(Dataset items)
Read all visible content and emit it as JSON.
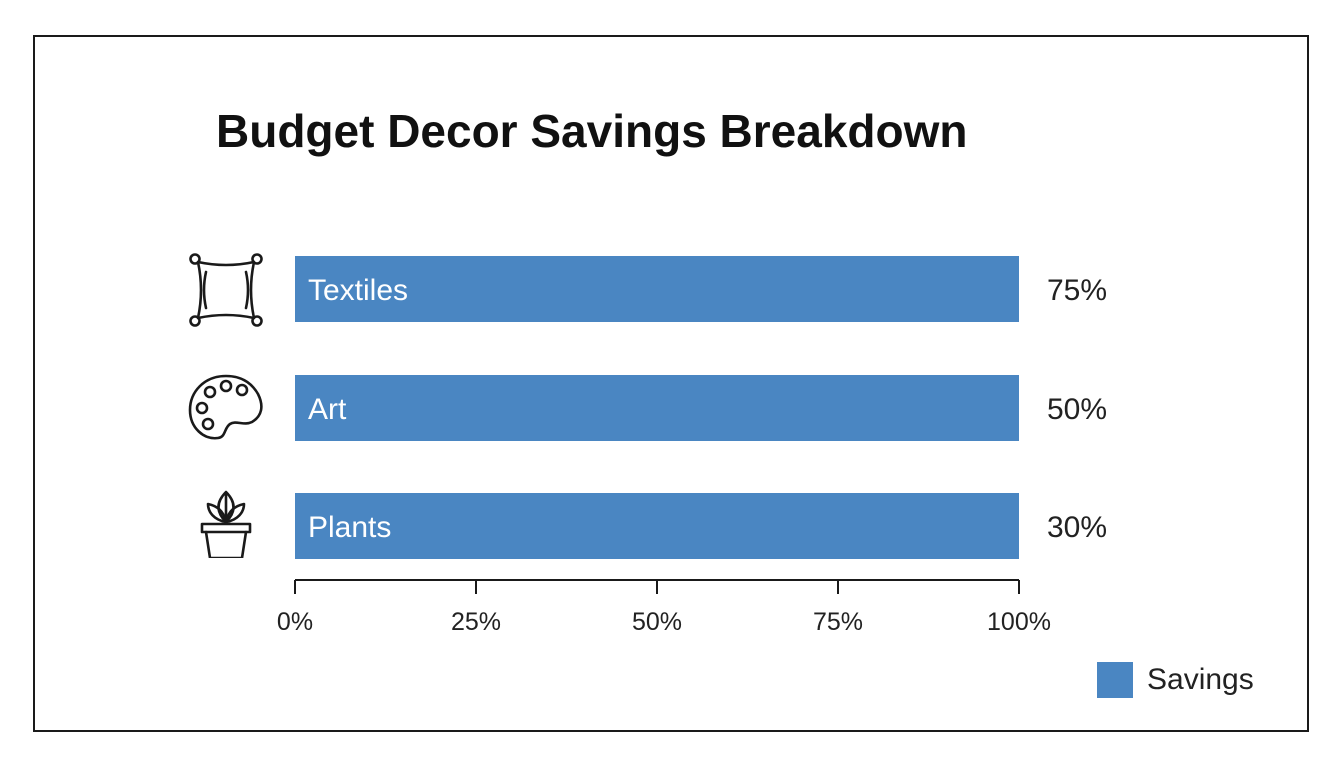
{
  "chart_data": {
    "type": "bar",
    "orientation": "horizontal",
    "title": "Budget Decor Savings Breakdown",
    "categories": [
      "Textiles",
      "Art",
      "Plants"
    ],
    "category_icons": [
      "pillow-icon",
      "palette-icon",
      "potted-plant-icon"
    ],
    "series": [
      {
        "name": "Savings",
        "values": [
          75,
          50,
          30
        ],
        "value_labels": [
          "75%",
          "50%",
          "30%"
        ]
      }
    ],
    "xlim": [
      0,
      100
    ],
    "x_ticks": [
      0,
      25,
      50,
      75,
      100
    ],
    "x_tick_labels": [
      "0%",
      "25%",
      "50%",
      "75%",
      "100%"
    ],
    "xlabel": "",
    "ylabel": "",
    "grid": false,
    "legend_position": "bottom-right",
    "bar_color": "#4a86c2"
  }
}
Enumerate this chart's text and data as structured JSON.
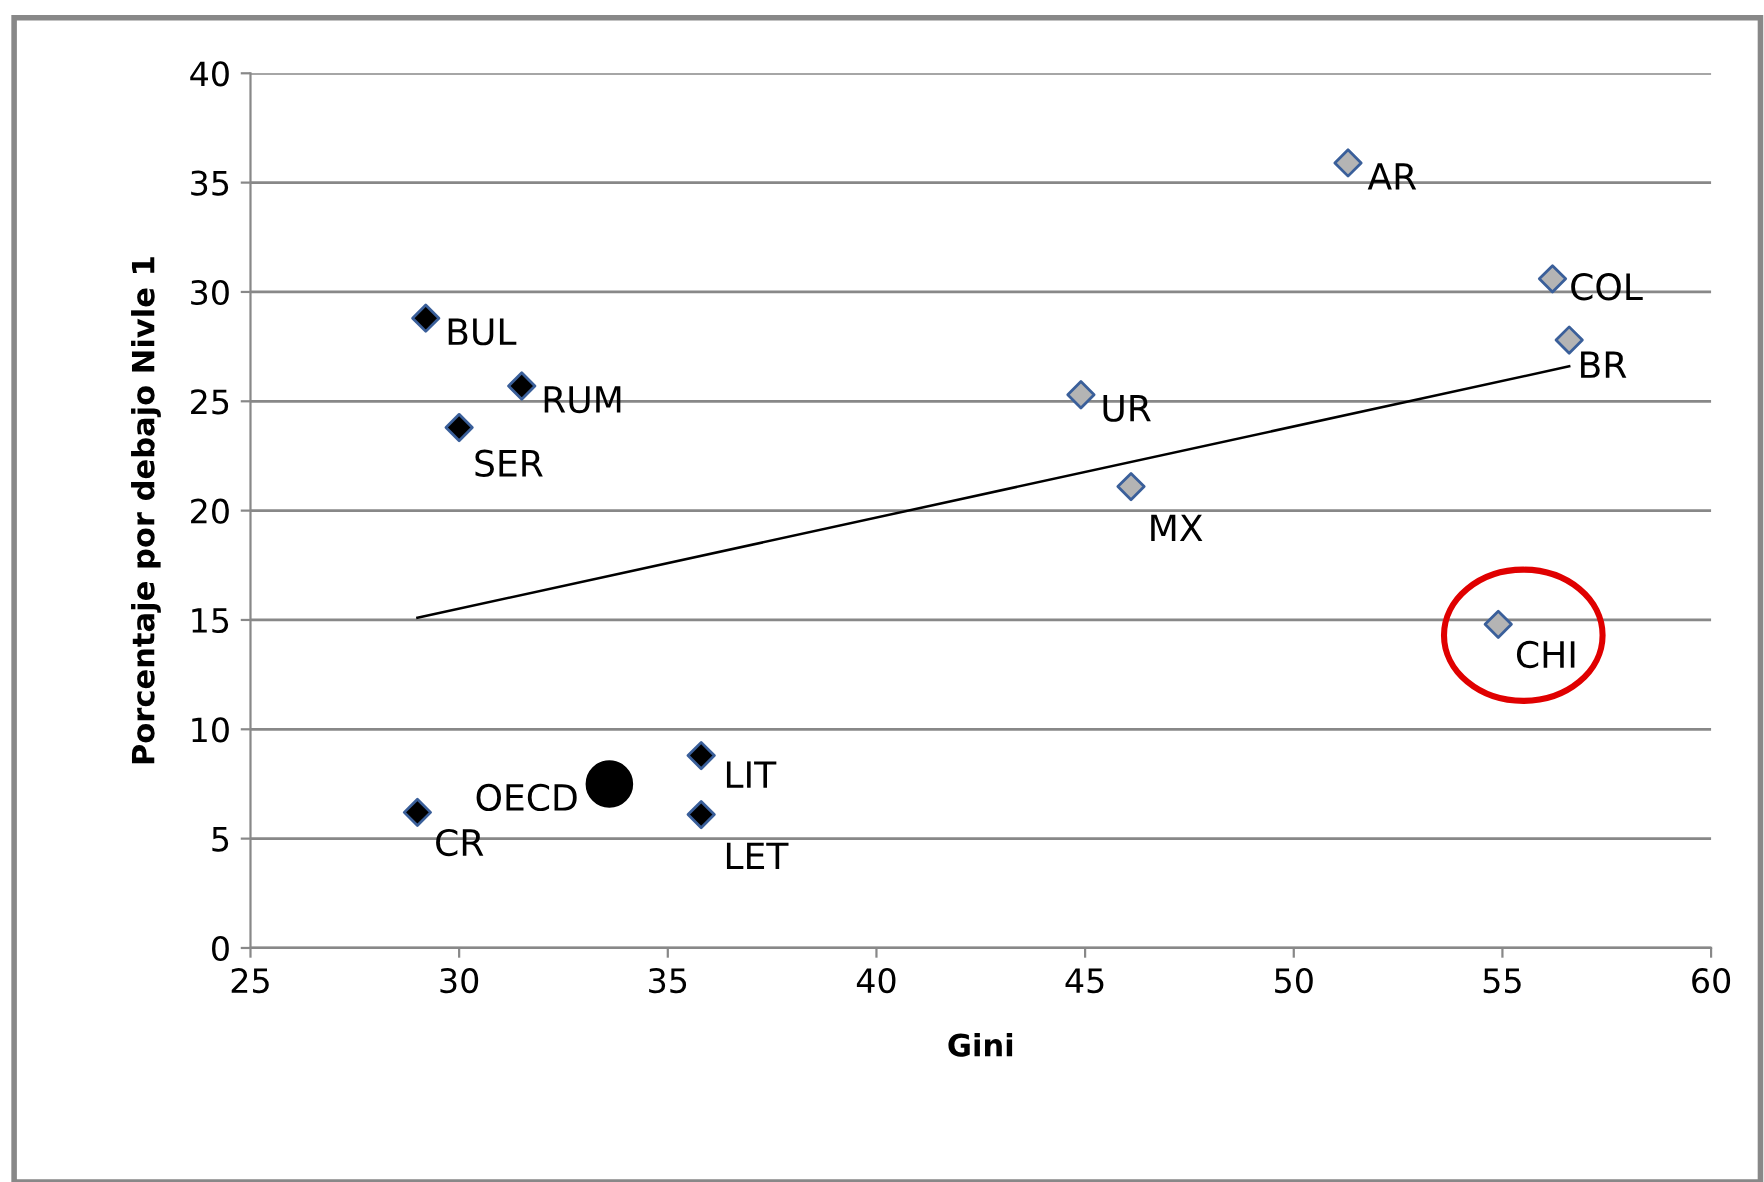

- **Direction**
Looking at the records above, report how many lines contain the word "JSON". Answer with the number only.

- **Full answer**
2